> GIVEN INFORMATION:
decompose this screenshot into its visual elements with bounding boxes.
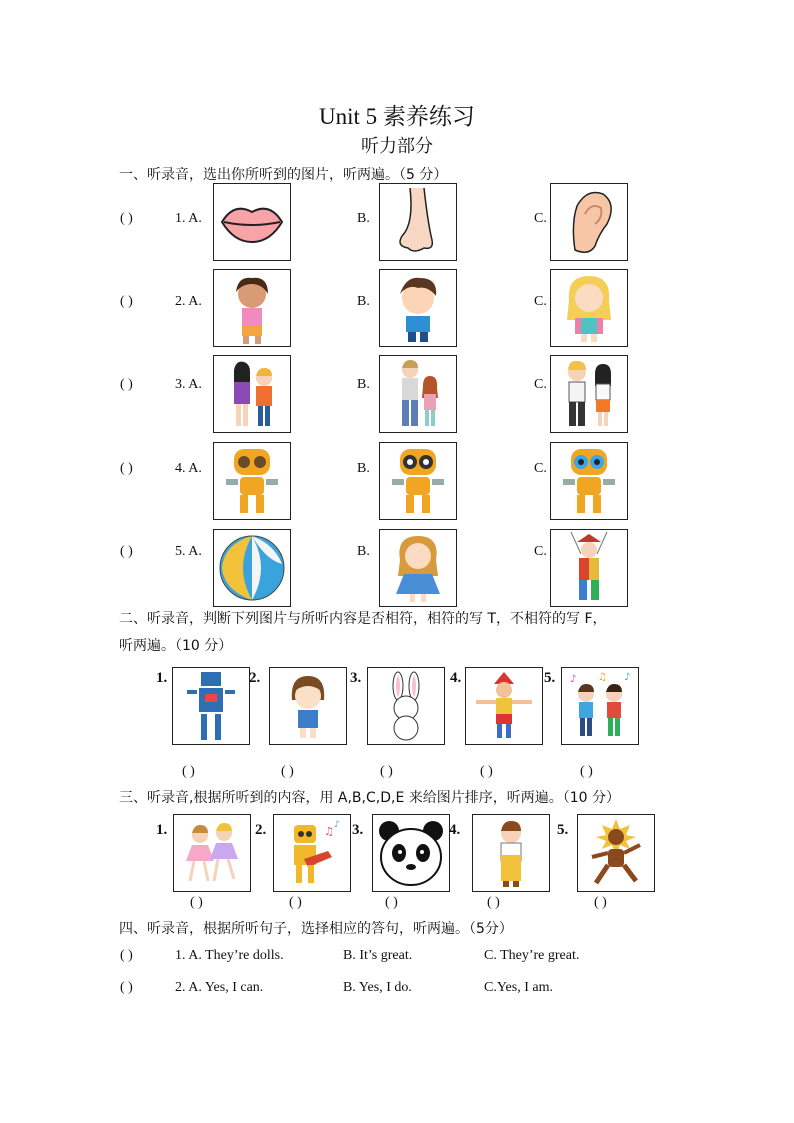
==
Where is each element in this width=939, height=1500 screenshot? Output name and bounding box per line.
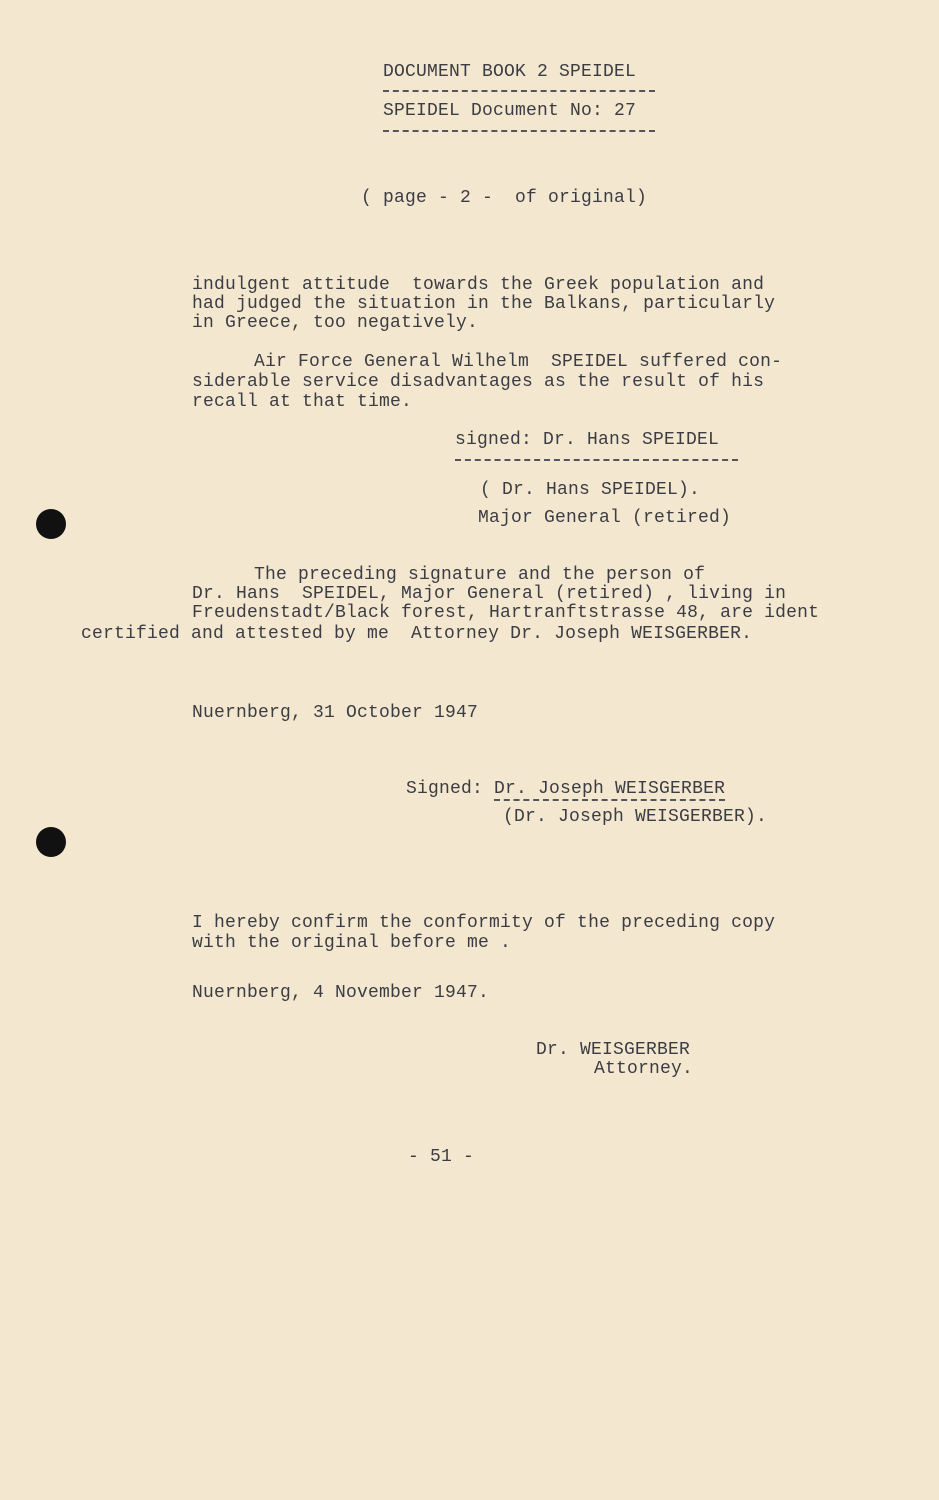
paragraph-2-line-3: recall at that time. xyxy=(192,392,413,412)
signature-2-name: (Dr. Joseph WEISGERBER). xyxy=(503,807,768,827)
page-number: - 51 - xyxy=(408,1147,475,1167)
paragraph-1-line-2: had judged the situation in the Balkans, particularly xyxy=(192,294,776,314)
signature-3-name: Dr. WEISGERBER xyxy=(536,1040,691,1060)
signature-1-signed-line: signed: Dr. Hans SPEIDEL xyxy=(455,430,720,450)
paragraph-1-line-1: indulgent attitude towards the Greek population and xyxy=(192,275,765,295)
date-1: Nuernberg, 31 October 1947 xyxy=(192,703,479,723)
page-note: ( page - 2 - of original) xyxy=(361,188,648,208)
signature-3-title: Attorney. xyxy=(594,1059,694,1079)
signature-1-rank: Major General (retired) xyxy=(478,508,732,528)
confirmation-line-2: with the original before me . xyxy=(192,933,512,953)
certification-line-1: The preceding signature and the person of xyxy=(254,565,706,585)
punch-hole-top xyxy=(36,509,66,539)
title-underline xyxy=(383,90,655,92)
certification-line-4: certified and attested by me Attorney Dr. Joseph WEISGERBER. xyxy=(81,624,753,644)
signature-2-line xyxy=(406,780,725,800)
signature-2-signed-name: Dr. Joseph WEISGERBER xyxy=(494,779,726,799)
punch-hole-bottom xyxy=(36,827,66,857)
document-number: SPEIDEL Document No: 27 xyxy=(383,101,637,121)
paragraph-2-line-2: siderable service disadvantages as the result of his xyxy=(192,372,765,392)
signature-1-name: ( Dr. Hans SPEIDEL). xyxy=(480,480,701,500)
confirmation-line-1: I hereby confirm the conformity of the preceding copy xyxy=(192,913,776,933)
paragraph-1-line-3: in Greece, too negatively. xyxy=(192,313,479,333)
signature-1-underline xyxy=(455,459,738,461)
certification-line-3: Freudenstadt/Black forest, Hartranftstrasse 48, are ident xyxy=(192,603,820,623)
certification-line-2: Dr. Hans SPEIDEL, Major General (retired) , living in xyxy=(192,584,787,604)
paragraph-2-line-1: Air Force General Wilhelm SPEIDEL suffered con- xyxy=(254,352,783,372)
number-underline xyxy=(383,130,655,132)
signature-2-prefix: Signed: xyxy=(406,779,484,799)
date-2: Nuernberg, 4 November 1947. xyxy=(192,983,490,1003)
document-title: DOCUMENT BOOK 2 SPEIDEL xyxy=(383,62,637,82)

> TASK DETAILS: Pick out every line of the items above that contains the string "title", and copy each one in full.

> SOLUTION FOR THIS TASK:
signature-3-title: Attorney. xyxy=(594,1059,694,1079)
title-underline xyxy=(383,90,655,92)
document-title: DOCUMENT BOOK 2 SPEIDEL xyxy=(383,62,637,82)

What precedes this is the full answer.